-- Begin Dataset --

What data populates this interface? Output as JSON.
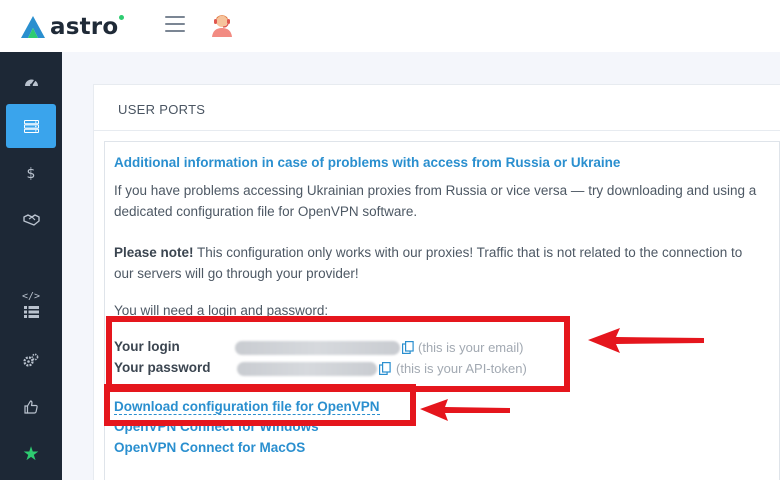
{
  "brand": {
    "name": "astro"
  },
  "header": {
    "menu_icon": "hamburger-icon",
    "avatar_icon": "support-agent-avatar"
  },
  "sidebar": {
    "items": [
      {
        "name": "dashboard-icon",
        "active": false
      },
      {
        "name": "ports-icon",
        "active": true
      },
      {
        "name": "dollar-icon",
        "active": false
      },
      {
        "name": "handshake-icon",
        "active": false
      },
      {
        "name": "code-icon",
        "active": false
      },
      {
        "name": "list-icon",
        "active": false
      },
      {
        "name": "settings-icon",
        "active": false
      },
      {
        "name": "thumbs-up-icon",
        "active": false
      },
      {
        "name": "star-icon",
        "active": false
      }
    ],
    "dollar_glyph": "$",
    "star_glyph": "★",
    "code_glyph": "</>"
  },
  "card": {
    "title": "USER PORTS"
  },
  "info": {
    "title": "Additional information in case of problems with access from Russia or Ukraine",
    "para1": "If you have problems accessing Ukrainian proxies from Russia or vice versa — try downloading and using a dedicated configuration file for OpenVPN software.",
    "note_bold": "Please note!",
    "note_text": " This configuration only works with our proxies! Traffic that is not related to the connection to our servers will go through your provider!",
    "need": "You will need a login and password:",
    "login_label": "Your login",
    "login_hint": "(this is your email)",
    "password_label": "Your password",
    "password_hint": "(this is your API-token)",
    "download_link": "Download configuration file for OpenVPN",
    "windows_link": "OpenVPN Connect for Windows",
    "macos_link": "OpenVPN Connect for MacOS"
  },
  "colors": {
    "accent": "#2a8fcf",
    "sidebar_bg": "#1d2836",
    "sidebar_active": "#3aa4ec",
    "annotation_red": "#e5161d"
  }
}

-- End Dataset --

**Set task**: Reproduce all of the material above word for word. Omit the pictures.

**Expected answer**:
What data populates this interface? Output as JSON.
{
  "brand": {
    "name": "astro"
  },
  "header": {
    "menu_icon": "hamburger-icon",
    "avatar_icon": "support-agent-avatar"
  },
  "sidebar": {
    "items": [
      {
        "name": "dashboard-icon",
        "active": false
      },
      {
        "name": "ports-icon",
        "active": true
      },
      {
        "name": "dollar-icon",
        "active": false
      },
      {
        "name": "handshake-icon",
        "active": false
      },
      {
        "name": "code-icon",
        "active": false
      },
      {
        "name": "list-icon",
        "active": false
      },
      {
        "name": "settings-icon",
        "active": false
      },
      {
        "name": "thumbs-up-icon",
        "active": false
      },
      {
        "name": "star-icon",
        "active": false
      }
    ],
    "dollar_glyph": "$",
    "star_glyph": "★",
    "code_glyph": "</>"
  },
  "card": {
    "title": "USER PORTS"
  },
  "info": {
    "title": "Additional information in case of problems with access from Russia or Ukraine",
    "para1": "If you have problems accessing Ukrainian proxies from Russia or vice versa — try downloading and using a dedicated configuration file for OpenVPN software.",
    "note_bold": "Please note!",
    "note_text": " This configuration only works with our proxies! Traffic that is not related to the connection to our servers will go through your provider!",
    "need": "You will need a login and password:",
    "login_label": "Your login",
    "login_hint": "(this is your email)",
    "password_label": "Your password",
    "password_hint": "(this is your API-token)",
    "download_link": "Download configuration file for OpenVPN",
    "windows_link": "OpenVPN Connect for Windows",
    "macos_link": "OpenVPN Connect for MacOS"
  },
  "colors": {
    "accent": "#2a8fcf",
    "sidebar_bg": "#1d2836",
    "sidebar_active": "#3aa4ec",
    "annotation_red": "#e5161d"
  }
}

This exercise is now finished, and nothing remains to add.